Goal: Copy the records below exactly as they are written.

Listed entries:

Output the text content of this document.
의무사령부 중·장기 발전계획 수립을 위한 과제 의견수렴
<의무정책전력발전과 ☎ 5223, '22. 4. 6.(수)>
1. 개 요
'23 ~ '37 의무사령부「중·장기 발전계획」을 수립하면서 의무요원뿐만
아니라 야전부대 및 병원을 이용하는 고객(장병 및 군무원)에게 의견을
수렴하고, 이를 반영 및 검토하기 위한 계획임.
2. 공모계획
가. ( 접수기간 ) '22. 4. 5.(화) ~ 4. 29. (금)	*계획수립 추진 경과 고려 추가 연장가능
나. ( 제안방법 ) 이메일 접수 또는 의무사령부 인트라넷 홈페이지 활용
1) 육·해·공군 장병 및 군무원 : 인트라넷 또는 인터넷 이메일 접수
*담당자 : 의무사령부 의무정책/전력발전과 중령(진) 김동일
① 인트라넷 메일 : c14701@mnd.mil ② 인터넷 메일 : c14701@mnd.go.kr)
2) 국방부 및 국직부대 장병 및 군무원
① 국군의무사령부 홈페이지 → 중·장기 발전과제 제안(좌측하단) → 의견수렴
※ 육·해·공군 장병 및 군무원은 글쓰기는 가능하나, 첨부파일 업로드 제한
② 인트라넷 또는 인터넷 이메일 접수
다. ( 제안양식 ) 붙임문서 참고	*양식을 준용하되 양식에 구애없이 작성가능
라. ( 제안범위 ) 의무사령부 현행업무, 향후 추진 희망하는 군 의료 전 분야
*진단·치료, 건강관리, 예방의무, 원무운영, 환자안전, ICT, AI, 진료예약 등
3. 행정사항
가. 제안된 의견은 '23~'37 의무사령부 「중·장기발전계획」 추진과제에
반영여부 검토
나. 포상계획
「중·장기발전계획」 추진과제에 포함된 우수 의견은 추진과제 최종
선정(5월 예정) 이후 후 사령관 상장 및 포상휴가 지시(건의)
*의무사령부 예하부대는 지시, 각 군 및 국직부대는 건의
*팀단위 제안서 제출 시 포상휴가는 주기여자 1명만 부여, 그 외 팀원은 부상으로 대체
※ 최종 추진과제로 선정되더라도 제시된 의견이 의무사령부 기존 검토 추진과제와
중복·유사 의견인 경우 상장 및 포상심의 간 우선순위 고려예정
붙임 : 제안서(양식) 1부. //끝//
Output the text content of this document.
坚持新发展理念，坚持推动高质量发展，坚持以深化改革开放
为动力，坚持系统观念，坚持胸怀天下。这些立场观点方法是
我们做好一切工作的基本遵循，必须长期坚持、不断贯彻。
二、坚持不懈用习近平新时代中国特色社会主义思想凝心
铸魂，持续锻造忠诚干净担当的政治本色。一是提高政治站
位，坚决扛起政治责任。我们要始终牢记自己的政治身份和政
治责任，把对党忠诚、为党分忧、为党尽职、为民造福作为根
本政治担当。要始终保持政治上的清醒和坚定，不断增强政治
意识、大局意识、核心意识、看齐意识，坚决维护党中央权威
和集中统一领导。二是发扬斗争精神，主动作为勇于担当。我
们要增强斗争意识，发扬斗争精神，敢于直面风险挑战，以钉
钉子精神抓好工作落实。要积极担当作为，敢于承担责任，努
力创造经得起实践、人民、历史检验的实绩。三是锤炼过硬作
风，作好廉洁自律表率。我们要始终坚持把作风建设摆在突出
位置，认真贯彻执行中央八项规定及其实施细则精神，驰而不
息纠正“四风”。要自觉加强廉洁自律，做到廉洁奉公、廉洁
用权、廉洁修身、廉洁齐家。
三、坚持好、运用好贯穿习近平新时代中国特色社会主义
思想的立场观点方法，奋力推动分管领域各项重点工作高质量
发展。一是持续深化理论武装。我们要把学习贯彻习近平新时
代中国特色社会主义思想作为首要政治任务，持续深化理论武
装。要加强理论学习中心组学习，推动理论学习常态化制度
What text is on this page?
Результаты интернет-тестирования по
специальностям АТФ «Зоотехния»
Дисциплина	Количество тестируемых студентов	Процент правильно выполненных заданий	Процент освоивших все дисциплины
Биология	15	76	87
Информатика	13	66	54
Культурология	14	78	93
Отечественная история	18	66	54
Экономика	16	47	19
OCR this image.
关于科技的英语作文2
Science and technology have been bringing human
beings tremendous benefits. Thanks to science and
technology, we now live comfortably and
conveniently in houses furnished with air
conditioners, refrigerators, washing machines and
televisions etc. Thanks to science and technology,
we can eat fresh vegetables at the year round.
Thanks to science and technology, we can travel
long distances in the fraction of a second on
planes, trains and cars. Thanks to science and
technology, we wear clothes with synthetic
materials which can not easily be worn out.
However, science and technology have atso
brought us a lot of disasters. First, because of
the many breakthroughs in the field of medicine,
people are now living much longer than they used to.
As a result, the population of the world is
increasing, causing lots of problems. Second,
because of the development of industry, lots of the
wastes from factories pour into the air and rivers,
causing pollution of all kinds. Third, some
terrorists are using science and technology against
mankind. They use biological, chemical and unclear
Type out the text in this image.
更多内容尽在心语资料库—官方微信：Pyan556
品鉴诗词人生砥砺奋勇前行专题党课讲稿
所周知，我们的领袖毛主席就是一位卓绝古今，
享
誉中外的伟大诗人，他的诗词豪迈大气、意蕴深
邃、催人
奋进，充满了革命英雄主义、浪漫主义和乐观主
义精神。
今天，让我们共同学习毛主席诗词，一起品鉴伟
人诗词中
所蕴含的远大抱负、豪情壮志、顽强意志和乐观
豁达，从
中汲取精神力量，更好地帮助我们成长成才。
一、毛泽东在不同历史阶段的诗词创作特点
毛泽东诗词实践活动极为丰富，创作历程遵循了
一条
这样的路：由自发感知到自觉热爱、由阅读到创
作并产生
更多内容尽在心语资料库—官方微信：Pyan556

Task answer:
Output the text content of this document.
의무사령부 중·장기 발전계획 수립을 위한 과제 의견수렴
<의무정책전력발전과 ☎ 5223, '22. 4. 6.(수)>
1. 개 요
'23 ~ '37 의무사령부「중·장기 발전계획」을 수립하면서 의무요원뿐만
아니라 야전부대 및 병원을 이용하는 고객(장병 및 군무원)에게 의견을
수렴하고, 이를 반영 및 검토하기 위한 계획임.
2. 공모계획
가. ( 접수기간 ) '22. 4. 5.(화) ~ 4. 29. (금)	*계획수립 추진 경과 고려 추가 연장가능
나. ( 제안방법 ) 이메일 접수 또는 의무사령부 인트라넷 홈페이지 활용
1) 육·해·공군 장병 및 군무원 : 인트라넷 또는 인터넷 이메일 접수
*담당자 : 의무사령부 의무정책/전력발전과 중령(진) 김동일
① 인트라넷 메일 : c14701@mnd.mil ② 인터넷 메일 : c14701@mnd.go.kr)
2) 국방부 및 국직부대 장병 및 군무원
① 국군의무사령부 홈페이지 → 중·장기 발전과제 제안(좌측하단) → 의견수렴
※ 육·해·공군 장병 및 군무원은 글쓰기는 가능하나, 첨부파일 업로드 제한
② 인트라넷 또는 인터넷 이메일 접수
다. ( 제안양식 ) 붙임문서 참고	*양식을 준용하되 양식에 구애없이 작성가능
라. ( 제안범위 ) 의무사령부 현행업무, 향후 추진 희망하는 군 의료 전 분야
*진단·치료, 건강관리, 예방의무, 원무운영, 환자안전, ICT, AI, 진료예약 등
3. 행정사항
가. 제안된 의견은 '23~'37 의무사령부 「중·장기발전계획」 추진과제에
반영여부 검토
나. 포상계획
「중·장기발전계획」 추진과제에 포함된 우수 의견은 추진과제 최종
선정(5월 예정) 이후 후 사령관 상장 및 포상휴가 지시(건의)
*의무사령부 예하부대는 지시, 각 군 및 국직부대는 건의
*팀단위 제안서 제출 시 포상휴가는 주기여자 1명만 부여, 그 외 팀원은 부상으로 대체
※ 최종 추진과제로 선정되더라도 제시된 의견이 의무사령부 기존 검토 추진과제와
중복·유사 의견인 경우 상장 및 포상심의 간 우선순위 고려예정
붙임 : 제안서(양식) 1부. //끝//
Output the text content of this document.
坚持新发展理念，坚持推动高质量发展，坚持以深化改革开放
为动力，坚持系统观念，坚持胸怀天下。这些立场观点方法是
我们做好一切工作的基本遵循，必须长期坚持、不断贯彻。
二、坚持不懈用习近平新时代中国特色社会主义思想凝心
铸魂，持续锻造忠诚干净担当的政治本色。一是提高政治站
位，坚决扛起政治责任。我们要始终牢记自己的政治身份和政
治责任，把对党忠诚、为党分忧、为党尽职、为民造福作为根
本政治担当。要始终保持政治上的清醒和坚定，不断增强政治
意识、大局意识、核心意识、看齐意识，坚决维护党中央权威
和集中统一领导。二是发扬斗争精神，主动作为勇于担当。我
们要增强斗争意识，发扬斗争精神，敢于直面风险挑战，以钉
钉子精神抓好工作落实。要积极担当作为，敢于承担责任，努
力创造经得起实践、人民、历史检验的实绩。三是锤炼过硬作
风，作好廉洁自律表率。我们要始终坚持把作风建设摆在突出
位置，认真贯彻执行中央八项规定及其实施细则精神，驰而不
息纠正“四风”。要自觉加强廉洁自律，做到廉洁奉公、廉洁
用权、廉洁修身、廉洁齐家。
三、坚持好、运用好贯穿习近平新时代中国特色社会主义
思想的立场观点方法，奋力推动分管领域各项重点工作高质量
发展。一是持续深化理论武装。我们要把学习贯彻习近平新时
代中国特色社会主义思想作为首要政治任务，持续深化理论武
装。要加强理论学习中心组学习，推动理论学习常态化制度
What text is on this page?
Результаты интернет-тестирования по
специальностям АТФ «Зоотехния»
Дисциплина	Количество тестируемых студентов	Процент правильно выполненных заданий	Процент освоивших все дисциплины
Биология	15	76	87
Информатика	13	66	54
Культурология	14	78	93
Отечественная история	18	66	54
Экономика	16	47	19
OCR this image.
关于科技的英语作文2
Science and technology have been bringing human
beings tremendous benefits. Thanks to science and
technology, we now live comfortably and
conveniently in houses furnished with air
conditioners, refrigerators, washing machines and
televisions etc. Thanks to science and technology,
we can eat fresh vegetables at the year round.
Thanks to science and technology, we can travel
long distances in the fraction of a second on
planes, trains and cars. Thanks to science and
technology, we wear clothes with synthetic
materials which can not easily be worn out.
However, science and technology have atso
brought us a lot of disasters. First, because of
the many breakthroughs in the field of medicine,
people are now living much longer than they used to.
As a result, the population of the world is
increasing, causing lots of problems. Second,
because of the development of industry, lots of the
wastes from factories pour into the air and rivers,
causing pollution of all kinds. Third, some
terrorists are using science and technology against
mankind. They use biological, chemical and unclear
Type out the text in this image.
更多内容尽在心语资料库—官方微信：Pyan556
品鉴诗词人生砥砺奋勇前行专题党课讲稿
所周知，我们的领袖毛主席就是一位卓绝古今，
享
誉中外的伟大诗人，他的诗词豪迈大气、意蕴深
邃、催人
奋进，充满了革命英雄主义、浪漫主义和乐观主
义精神。
今天，让我们共同学习毛主席诗词，一起品鉴伟
人诗词中
所蕴含的远大抱负、豪情壮志、顽强意志和乐观
豁达，从
中汲取精神力量，更好地帮助我们成长成才。
一、毛泽东在不同历史阶段的诗词创作特点
毛泽东诗词实践活动极为丰富，创作历程遵循了
一条
这样的路：由自发感知到自觉热爱、由阅读到创
作并产生
更多内容尽在心语资料库—官方微信：Pyan556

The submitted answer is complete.